* _Objective_: Keep only the lines where "전반적인" appears.

* _Exercise material_:
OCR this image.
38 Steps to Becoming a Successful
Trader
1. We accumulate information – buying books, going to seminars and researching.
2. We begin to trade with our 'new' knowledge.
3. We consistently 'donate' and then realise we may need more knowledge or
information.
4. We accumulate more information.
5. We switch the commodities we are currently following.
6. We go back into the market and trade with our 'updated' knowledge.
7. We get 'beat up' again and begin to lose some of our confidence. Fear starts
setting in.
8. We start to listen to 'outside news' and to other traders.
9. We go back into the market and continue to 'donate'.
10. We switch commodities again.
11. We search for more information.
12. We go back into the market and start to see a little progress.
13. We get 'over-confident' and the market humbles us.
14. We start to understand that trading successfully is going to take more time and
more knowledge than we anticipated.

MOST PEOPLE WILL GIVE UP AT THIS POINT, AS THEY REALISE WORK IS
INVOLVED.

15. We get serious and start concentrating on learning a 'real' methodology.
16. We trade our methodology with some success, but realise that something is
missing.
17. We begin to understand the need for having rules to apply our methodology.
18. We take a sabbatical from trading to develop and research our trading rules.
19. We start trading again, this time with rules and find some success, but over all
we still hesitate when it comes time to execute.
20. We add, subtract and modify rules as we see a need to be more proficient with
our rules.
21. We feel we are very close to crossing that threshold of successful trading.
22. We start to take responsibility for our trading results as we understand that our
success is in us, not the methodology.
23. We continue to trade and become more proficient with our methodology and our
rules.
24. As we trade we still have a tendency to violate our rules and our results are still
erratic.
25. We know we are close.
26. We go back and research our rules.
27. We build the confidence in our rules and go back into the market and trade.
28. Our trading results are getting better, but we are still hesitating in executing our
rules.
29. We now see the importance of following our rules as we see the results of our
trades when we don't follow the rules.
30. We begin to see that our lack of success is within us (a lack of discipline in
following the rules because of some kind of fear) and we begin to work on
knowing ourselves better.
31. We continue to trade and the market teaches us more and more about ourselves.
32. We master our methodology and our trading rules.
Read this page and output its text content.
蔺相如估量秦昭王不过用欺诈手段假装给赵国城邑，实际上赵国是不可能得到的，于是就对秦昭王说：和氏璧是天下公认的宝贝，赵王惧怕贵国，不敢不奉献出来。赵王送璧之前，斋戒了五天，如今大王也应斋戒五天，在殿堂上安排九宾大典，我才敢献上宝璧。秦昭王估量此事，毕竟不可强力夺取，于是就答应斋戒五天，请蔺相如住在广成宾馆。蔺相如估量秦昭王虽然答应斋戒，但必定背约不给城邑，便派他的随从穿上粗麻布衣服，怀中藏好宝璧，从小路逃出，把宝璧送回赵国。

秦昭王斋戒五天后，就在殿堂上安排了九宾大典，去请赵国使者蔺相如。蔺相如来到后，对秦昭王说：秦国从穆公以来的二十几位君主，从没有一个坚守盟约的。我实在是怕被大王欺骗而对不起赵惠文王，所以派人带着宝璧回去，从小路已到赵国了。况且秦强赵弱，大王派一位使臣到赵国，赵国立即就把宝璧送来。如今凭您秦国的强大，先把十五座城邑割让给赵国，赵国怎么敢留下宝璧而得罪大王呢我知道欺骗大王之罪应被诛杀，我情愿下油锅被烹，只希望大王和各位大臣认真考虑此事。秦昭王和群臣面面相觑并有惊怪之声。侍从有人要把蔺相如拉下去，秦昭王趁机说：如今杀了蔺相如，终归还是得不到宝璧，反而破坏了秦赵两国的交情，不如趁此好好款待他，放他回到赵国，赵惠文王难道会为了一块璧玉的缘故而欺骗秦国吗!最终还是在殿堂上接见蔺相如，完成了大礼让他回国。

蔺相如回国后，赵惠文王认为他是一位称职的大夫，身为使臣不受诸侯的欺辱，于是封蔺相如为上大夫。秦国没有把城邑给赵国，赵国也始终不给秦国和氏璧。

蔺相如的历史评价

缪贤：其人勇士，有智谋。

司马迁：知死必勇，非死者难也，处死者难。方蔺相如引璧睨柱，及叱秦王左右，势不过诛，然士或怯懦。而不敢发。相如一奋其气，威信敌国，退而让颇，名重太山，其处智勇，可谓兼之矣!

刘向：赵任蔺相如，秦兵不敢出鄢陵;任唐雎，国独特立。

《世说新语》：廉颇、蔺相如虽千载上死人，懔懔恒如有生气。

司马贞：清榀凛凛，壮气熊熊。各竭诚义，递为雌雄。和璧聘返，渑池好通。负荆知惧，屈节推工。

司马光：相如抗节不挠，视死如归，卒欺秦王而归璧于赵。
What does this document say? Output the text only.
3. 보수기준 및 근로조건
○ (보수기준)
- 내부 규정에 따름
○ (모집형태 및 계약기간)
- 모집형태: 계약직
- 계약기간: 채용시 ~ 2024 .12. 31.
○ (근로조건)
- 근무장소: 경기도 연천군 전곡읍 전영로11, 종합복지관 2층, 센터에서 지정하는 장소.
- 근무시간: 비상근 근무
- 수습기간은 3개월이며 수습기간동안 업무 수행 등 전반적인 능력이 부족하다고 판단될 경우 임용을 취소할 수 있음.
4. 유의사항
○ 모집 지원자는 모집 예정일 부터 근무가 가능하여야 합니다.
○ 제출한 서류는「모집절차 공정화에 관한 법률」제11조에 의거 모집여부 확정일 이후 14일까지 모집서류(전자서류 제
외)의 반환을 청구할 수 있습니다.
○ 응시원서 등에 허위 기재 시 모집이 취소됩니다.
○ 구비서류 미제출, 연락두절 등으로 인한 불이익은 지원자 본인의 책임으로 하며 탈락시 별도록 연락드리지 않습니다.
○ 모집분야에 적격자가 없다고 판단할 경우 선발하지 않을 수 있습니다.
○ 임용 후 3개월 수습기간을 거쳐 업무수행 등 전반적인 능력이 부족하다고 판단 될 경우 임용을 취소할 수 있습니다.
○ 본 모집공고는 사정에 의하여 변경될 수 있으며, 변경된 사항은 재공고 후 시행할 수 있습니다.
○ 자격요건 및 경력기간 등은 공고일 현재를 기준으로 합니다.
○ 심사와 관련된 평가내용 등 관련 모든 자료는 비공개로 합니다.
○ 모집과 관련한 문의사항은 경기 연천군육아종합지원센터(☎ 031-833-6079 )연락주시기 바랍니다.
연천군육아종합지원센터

* _Exercise answer_:
- 수습기간은 3개월이며 수습기간동안 업무 수행 등 전반적인 능력이 부족하다고 판단될 경우 임용을 취소할 수 있음.
○ 임용 후 3개월 수습기간을 거쳐 업무수행 등 전반적인 능력이 부족하다고 판단 될 경우 임용을 취소할 수 있습니다.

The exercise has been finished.